» **PROMPT**
Take the material below and retype it in full; pictures are left out.

+-------+

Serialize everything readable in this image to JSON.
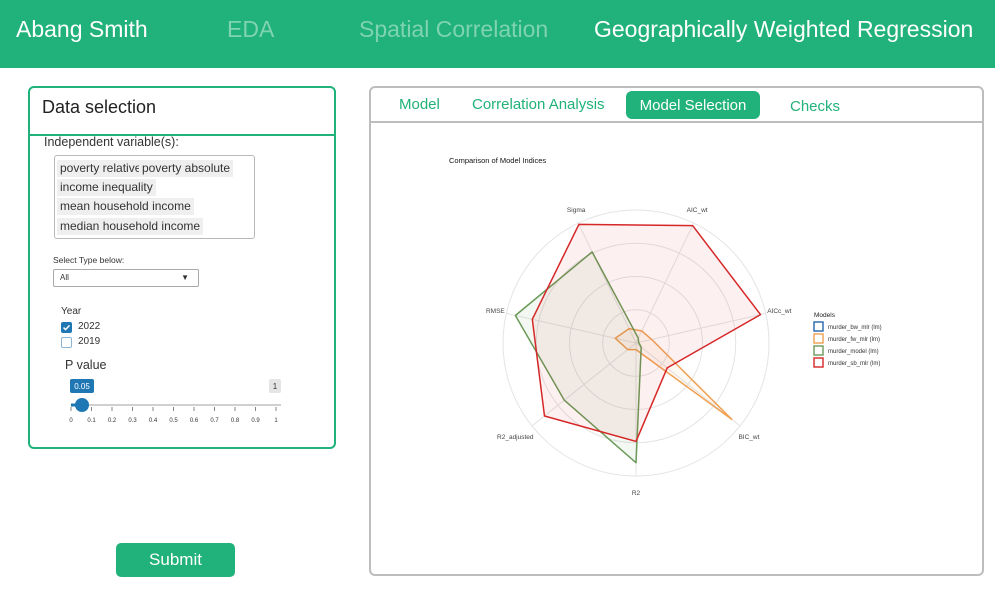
{
  "header": {
    "brand": "Abang Smith",
    "nav": [
      "EDA",
      "Spatial Correlation",
      "Geographically Weighted Regression"
    ]
  },
  "sidebar": {
    "title": "Data selection",
    "independent_label": "Independent variable(s):",
    "independent_selected": [
      "poverty relative",
      "poverty absolute",
      "income inequality",
      "mean household income",
      "median household income"
    ],
    "type_label": "Select Type below:",
    "type_value": "All",
    "year_label": "Year",
    "years": [
      {
        "label": "2022",
        "checked": true
      },
      {
        "label": "2019",
        "checked": false
      }
    ],
    "pvalue_label": "P value",
    "pvalue": 0.05,
    "pvalue_min_label": "0",
    "pvalue_max_label": "1",
    "pvalue_value_label": "0.05",
    "pvalue_max_badge": "1",
    "slider_ticks": [
      "0",
      "0.1",
      "0.2",
      "0.3",
      "0.4",
      "0.5",
      "0.6",
      "0.7",
      "0.8",
      "0.9",
      "1"
    ],
    "submit_label": "Submit"
  },
  "main": {
    "tabs": [
      "Model",
      "Correlation Analysis",
      "Model Selection",
      "Checks"
    ],
    "active_tab": "Model Selection"
  },
  "colors": {
    "brand": "#20b27a",
    "brand_faded": "#7fd3b2",
    "slider": "#1f77b4"
  },
  "chart_data": {
    "type": "radar",
    "title": "Comparison of Model Indices",
    "axes": [
      "AIC_wt",
      "AICc_wt",
      "BIC_wt",
      "R2",
      "R2_adjusted",
      "RMSE",
      "Sigma"
    ],
    "legend_title": "Models",
    "legend_position": "right",
    "range": [
      0,
      1
    ],
    "grid": true,
    "series": [
      {
        "name": "murder_bw_mlr (lm)",
        "color": "#2166ac",
        "values": [
          0.0,
          0.0,
          0.0,
          0.0,
          0.0,
          0.0,
          0.0
        ]
      },
      {
        "name": "murder_fw_mlr (lm)",
        "color": "#f0a050",
        "values": [
          0.1,
          0.12,
          0.92,
          0.05,
          0.08,
          0.16,
          0.12
        ]
      },
      {
        "name": "murder_model (lm)",
        "color": "#6a9a58",
        "values": [
          0.04,
          0.02,
          0.05,
          0.9,
          0.69,
          0.93,
          0.76
        ]
      },
      {
        "name": "murder_sb_mlr (lm)",
        "color": "#d62728",
        "values": [
          0.98,
          0.96,
          0.3,
          0.74,
          0.88,
          0.8,
          0.99
        ]
      }
    ]
  }
}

+-------+

» **SOLUTION**
Serialize everything readable in this image to JSON.
{
  "header": {
    "brand": "Abang Smith",
    "nav": [
      "EDA",
      "Spatial Correlation",
      "Geographically Weighted Regression"
    ]
  },
  "sidebar": {
    "title": "Data selection",
    "independent_label": "Independent variable(s):",
    "independent_selected": [
      "poverty relative",
      "poverty absolute",
      "income inequality",
      "mean household income",
      "median household income"
    ],
    "type_label": "Select Type below:",
    "type_value": "All",
    "year_label": "Year",
    "years": [
      {
        "label": "2022",
        "checked": true
      },
      {
        "label": "2019",
        "checked": false
      }
    ],
    "pvalue_label": "P value",
    "pvalue": 0.05,
    "pvalue_min_label": "0",
    "pvalue_max_label": "1",
    "pvalue_value_label": "0.05",
    "pvalue_max_badge": "1",
    "slider_ticks": [
      "0",
      "0.1",
      "0.2",
      "0.3",
      "0.4",
      "0.5",
      "0.6",
      "0.7",
      "0.8",
      "0.9",
      "1"
    ],
    "submit_label": "Submit"
  },
  "main": {
    "tabs": [
      "Model",
      "Correlation Analysis",
      "Model Selection",
      "Checks"
    ],
    "active_tab": "Model Selection"
  },
  "colors": {
    "brand": "#20b27a",
    "brand_faded": "#7fd3b2",
    "slider": "#1f77b4"
  },
  "chart_data": {
    "type": "radar",
    "title": "Comparison of Model Indices",
    "axes": [
      "AIC_wt",
      "AICc_wt",
      "BIC_wt",
      "R2",
      "R2_adjusted",
      "RMSE",
      "Sigma"
    ],
    "legend_title": "Models",
    "legend_position": "right",
    "range": [
      0,
      1
    ],
    "grid": true,
    "series": [
      {
        "name": "murder_bw_mlr (lm)",
        "color": "#2166ac",
        "values": [
          0.0,
          0.0,
          0.0,
          0.0,
          0.0,
          0.0,
          0.0
        ]
      },
      {
        "name": "murder_fw_mlr (lm)",
        "color": "#f0a050",
        "values": [
          0.1,
          0.12,
          0.92,
          0.05,
          0.08,
          0.16,
          0.12
        ]
      },
      {
        "name": "murder_model (lm)",
        "color": "#6a9a58",
        "values": [
          0.04,
          0.02,
          0.05,
          0.9,
          0.69,
          0.93,
          0.76
        ]
      },
      {
        "name": "murder_sb_mlr (lm)",
        "color": "#d62728",
        "values": [
          0.98,
          0.96,
          0.3,
          0.74,
          0.88,
          0.8,
          0.99
        ]
      }
    ]
  }
}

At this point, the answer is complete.